*What to do*
Images appear in the records below; leave them out and repeat everything else exactly.

--

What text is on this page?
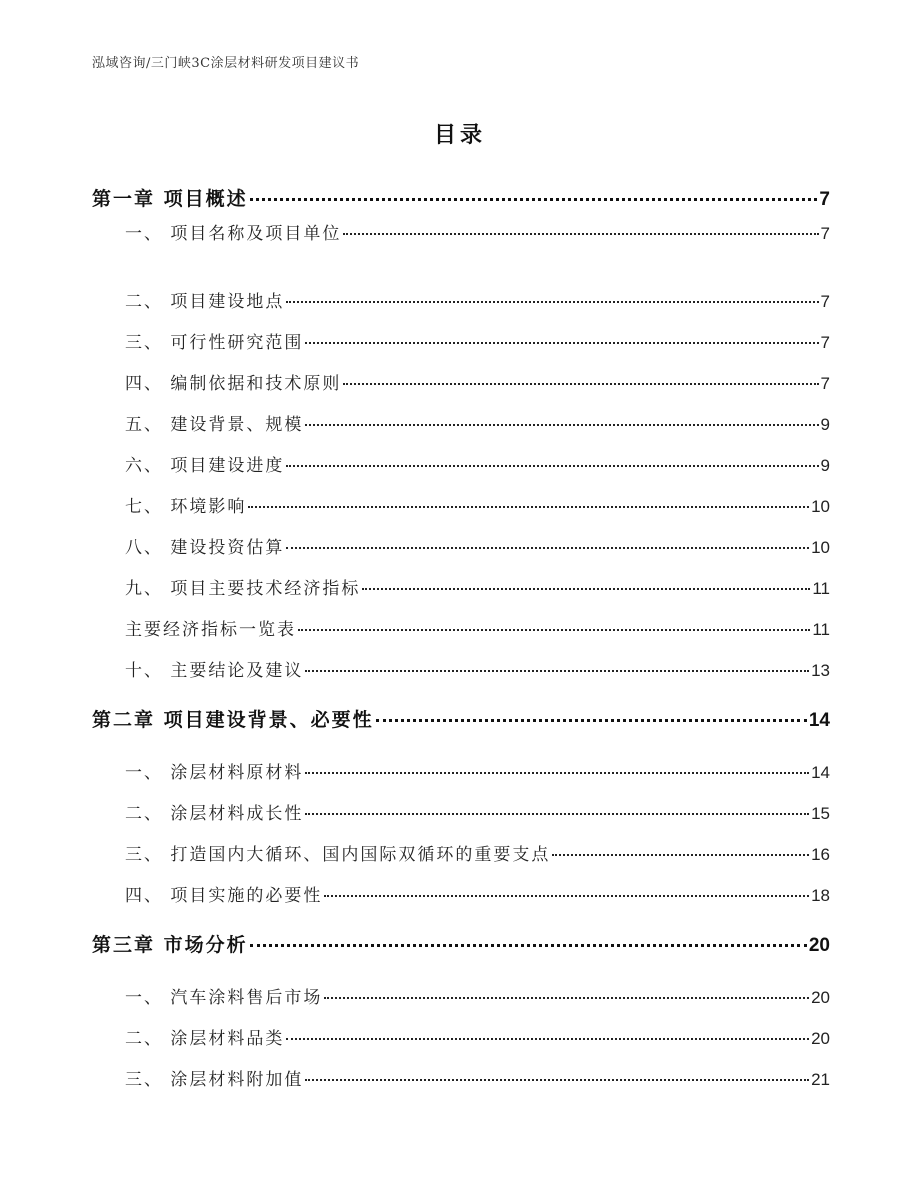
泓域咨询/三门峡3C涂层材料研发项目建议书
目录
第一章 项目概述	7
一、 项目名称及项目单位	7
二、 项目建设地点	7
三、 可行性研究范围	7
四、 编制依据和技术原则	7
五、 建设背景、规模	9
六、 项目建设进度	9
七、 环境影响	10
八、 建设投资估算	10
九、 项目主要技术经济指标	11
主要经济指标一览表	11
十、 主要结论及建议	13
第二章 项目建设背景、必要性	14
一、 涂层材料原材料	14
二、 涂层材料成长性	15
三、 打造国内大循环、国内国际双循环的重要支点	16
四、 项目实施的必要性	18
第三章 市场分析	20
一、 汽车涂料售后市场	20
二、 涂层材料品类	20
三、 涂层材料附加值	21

--

*Reply*
What text is on this page?
泓域咨询/三门峡3C涂层材料研发项目建议书
目录
第一章 项目概述	7
一、 项目名称及项目单位	7
二、 项目建设地点	7
三、 可行性研究范围	7
四、 编制依据和技术原则	7
五、 建设背景、规模	9
六、 项目建设进度	9
七、 环境影响	10
八、 建设投资估算	10
九、 项目主要技术经济指标	11
主要经济指标一览表	11
十、 主要结论及建议	13
第二章 项目建设背景、必要性	14
一、 涂层材料原材料	14
二、 涂层材料成长性	15
三、 打造国内大循环、国内国际双循环的重要支点	16
四、 项目实施的必要性	18
第三章 市场分析	20
一、 汽车涂料售后市场	20
二、 涂层材料品类	20
三、 涂层材料附加值	21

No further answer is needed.